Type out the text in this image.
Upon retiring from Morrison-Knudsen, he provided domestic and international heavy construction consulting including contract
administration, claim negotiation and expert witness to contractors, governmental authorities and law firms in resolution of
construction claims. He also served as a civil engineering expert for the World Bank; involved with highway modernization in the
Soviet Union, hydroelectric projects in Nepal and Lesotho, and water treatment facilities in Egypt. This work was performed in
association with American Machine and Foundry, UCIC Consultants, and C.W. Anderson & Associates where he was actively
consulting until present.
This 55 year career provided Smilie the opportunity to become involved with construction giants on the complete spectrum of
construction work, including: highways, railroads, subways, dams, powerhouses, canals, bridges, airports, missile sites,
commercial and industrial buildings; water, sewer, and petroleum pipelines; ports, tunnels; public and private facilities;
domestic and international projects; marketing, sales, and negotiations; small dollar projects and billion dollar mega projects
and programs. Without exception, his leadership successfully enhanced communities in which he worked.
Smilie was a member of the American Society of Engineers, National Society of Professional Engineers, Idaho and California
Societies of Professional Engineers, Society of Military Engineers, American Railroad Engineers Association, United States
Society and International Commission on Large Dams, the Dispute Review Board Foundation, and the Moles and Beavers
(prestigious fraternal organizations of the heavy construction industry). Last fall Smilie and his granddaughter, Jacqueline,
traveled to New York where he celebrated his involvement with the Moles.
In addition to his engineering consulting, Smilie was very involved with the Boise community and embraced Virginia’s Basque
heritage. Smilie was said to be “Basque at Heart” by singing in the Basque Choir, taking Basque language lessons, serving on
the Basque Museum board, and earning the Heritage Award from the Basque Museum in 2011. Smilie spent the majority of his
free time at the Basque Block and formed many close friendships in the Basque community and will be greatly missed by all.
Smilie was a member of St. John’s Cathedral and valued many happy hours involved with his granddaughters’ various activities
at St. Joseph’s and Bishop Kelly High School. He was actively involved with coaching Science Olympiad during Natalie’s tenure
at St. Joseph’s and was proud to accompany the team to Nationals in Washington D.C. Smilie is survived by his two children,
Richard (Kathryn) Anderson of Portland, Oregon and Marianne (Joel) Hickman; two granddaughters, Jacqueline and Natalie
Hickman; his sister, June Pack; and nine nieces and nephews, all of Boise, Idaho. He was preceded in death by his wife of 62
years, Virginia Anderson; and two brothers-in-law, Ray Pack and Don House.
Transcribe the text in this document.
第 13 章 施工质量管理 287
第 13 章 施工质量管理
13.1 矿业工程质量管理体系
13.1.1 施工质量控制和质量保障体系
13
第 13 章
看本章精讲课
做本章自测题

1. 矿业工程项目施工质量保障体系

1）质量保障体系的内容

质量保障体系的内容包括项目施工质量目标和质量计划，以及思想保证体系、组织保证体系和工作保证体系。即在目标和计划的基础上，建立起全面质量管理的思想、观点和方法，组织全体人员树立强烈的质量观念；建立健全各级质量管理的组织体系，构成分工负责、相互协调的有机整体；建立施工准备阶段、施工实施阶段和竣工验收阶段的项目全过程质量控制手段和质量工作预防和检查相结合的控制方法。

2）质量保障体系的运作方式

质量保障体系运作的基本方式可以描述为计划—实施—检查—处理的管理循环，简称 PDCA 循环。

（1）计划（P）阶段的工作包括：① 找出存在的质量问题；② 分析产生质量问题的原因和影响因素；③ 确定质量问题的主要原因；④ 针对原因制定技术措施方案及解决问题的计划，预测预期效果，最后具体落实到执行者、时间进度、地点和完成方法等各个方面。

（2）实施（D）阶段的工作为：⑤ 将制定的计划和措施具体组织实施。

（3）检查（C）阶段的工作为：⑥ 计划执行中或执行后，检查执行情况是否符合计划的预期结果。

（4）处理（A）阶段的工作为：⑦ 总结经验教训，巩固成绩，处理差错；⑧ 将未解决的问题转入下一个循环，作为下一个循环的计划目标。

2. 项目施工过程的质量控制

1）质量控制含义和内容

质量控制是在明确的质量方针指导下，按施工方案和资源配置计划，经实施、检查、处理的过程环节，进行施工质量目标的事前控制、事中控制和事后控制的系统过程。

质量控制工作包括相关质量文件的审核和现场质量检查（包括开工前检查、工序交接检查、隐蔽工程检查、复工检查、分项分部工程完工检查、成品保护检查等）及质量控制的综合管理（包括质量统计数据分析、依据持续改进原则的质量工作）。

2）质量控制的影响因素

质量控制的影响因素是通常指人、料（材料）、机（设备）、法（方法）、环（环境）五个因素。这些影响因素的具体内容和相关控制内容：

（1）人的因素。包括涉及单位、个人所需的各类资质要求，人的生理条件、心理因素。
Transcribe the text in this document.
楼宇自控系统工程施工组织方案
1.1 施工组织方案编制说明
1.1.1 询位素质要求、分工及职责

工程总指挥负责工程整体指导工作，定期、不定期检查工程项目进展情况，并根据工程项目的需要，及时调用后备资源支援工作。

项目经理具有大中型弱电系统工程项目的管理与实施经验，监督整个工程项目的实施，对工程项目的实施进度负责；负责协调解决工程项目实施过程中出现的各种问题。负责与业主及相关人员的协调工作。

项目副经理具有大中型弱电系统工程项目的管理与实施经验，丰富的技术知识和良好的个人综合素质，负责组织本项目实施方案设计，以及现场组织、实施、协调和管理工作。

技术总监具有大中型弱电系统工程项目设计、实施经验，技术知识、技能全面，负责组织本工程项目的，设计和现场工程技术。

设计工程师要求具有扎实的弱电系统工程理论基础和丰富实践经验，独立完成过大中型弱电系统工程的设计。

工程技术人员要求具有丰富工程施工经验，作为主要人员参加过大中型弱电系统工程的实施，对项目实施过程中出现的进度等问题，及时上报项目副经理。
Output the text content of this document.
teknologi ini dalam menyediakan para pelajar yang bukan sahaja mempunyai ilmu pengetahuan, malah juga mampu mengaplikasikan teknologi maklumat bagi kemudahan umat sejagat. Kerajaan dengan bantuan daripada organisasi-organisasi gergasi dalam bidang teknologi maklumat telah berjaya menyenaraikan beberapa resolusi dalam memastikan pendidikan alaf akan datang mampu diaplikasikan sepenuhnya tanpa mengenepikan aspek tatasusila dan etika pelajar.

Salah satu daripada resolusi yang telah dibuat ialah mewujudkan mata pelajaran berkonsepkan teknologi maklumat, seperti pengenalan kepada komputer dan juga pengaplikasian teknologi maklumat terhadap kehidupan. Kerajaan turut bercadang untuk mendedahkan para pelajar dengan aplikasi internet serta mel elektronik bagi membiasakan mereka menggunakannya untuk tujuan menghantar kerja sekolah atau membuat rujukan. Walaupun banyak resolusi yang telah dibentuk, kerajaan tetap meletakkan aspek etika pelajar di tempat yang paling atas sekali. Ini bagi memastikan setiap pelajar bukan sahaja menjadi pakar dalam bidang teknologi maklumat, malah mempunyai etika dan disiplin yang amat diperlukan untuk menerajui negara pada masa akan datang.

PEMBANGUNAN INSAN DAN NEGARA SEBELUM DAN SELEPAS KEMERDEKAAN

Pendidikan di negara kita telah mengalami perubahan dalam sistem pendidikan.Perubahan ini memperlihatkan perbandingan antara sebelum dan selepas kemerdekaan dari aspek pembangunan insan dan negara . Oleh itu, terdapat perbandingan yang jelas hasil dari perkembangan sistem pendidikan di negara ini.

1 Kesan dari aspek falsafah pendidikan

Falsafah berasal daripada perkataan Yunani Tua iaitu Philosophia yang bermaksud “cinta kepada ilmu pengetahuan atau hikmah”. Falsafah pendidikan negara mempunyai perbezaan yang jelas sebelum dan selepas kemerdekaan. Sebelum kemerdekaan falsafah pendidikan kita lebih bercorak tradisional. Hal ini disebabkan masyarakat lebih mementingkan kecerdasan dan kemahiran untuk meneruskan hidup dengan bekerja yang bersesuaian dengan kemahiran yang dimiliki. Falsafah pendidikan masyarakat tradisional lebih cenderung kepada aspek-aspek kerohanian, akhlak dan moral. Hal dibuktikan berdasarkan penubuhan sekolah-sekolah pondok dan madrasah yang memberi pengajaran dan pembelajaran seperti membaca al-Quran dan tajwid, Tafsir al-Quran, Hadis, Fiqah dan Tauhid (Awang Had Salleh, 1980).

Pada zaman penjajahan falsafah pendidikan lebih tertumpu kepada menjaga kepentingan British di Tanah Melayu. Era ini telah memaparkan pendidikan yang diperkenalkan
● ● ●
### Written task
Extract each line from the entries above that contains the string "many".

### Response for this exercise
free time at the Basque Block and formed many close friendships in the Basque community and will be greatly missed by all.
Smilie was a member of St. John’s Cathedral and valued many happy hours involved with his granddaughters’ various activities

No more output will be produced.